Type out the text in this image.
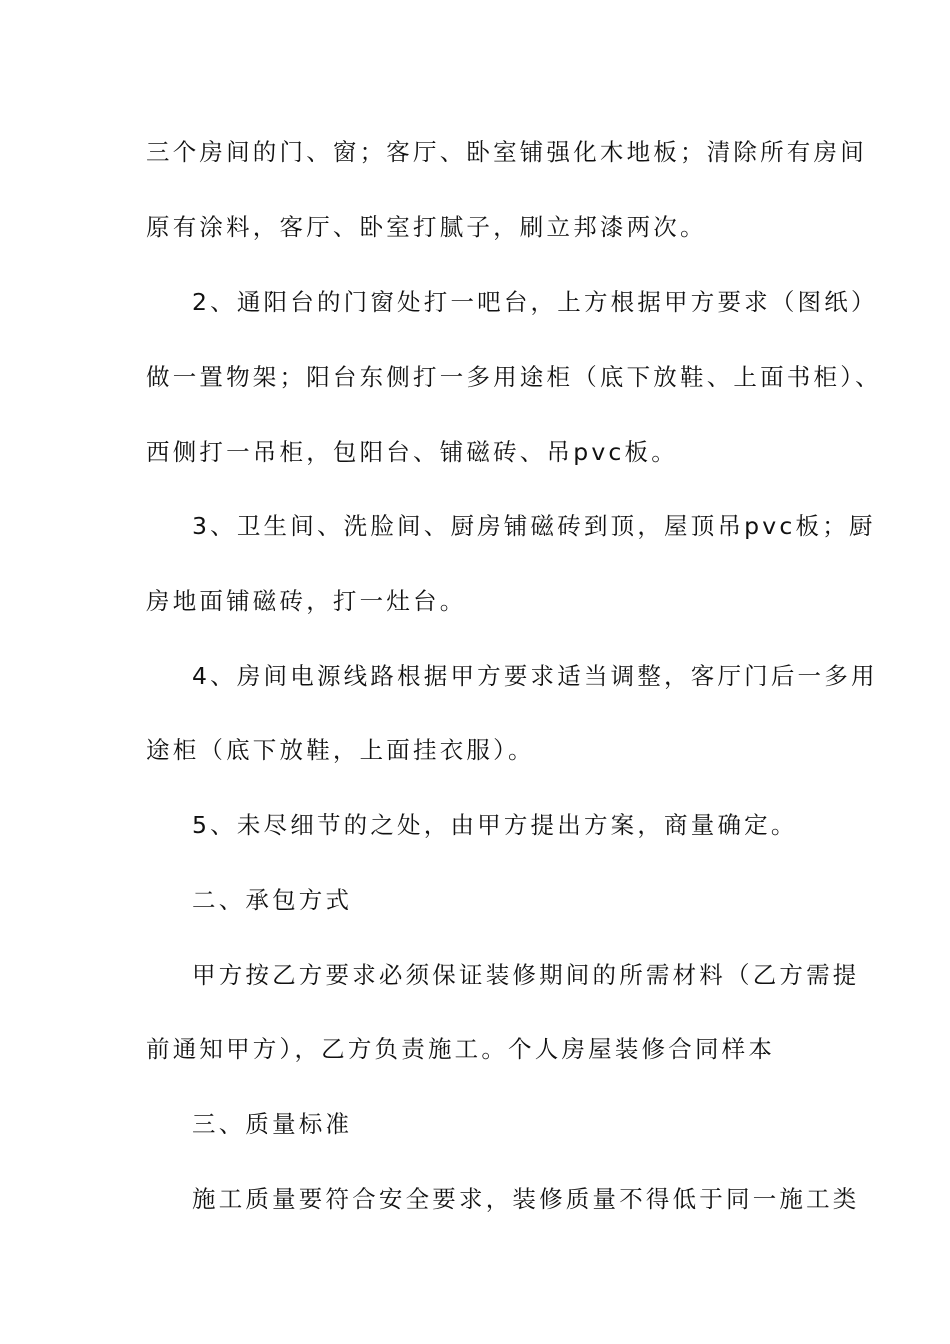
三个房间的门、窗；客厅、卧室铺强化木地板；清除所有房间
原有涂料，客厅、卧室打腻子，刷立邦漆两次。
2、通阳台的门窗处打一吧台，上方根据甲方要求（图纸）
做一置物架；阳台东侧打一多用途柜（底下放鞋、上面书柜）、
西侧打一吊柜，包阳台、铺磁砖、吊pvc板。
3、卫生间、洗脸间、厨房铺磁砖到顶，屋顶吊pvc板；厨
房地面铺磁砖，打一灶台。
4、房间电源线路根据甲方要求适当调整，客厅门后一多用
途柜（底下放鞋，上面挂衣服）。
5、未尽细节的之处，由甲方提出方案，商量确定。
二、承包方式
甲方按乙方要求必须保证装修期间的所需材料（乙方需提
前通知甲方），乙方负责施工。个人房屋装修合同样本
三、质量标准
施工质量要符合安全要求，装修质量不得低于同一施工类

------------------------------------------------------------

- **Exercise brief**
Scan the data above; copy every line where "底下放鞋" appears.

- **Task solution**
做一置物架；阳台东侧打一多用途柜（底下放鞋、上面书柜）、
途柜（底下放鞋，上面挂衣服）。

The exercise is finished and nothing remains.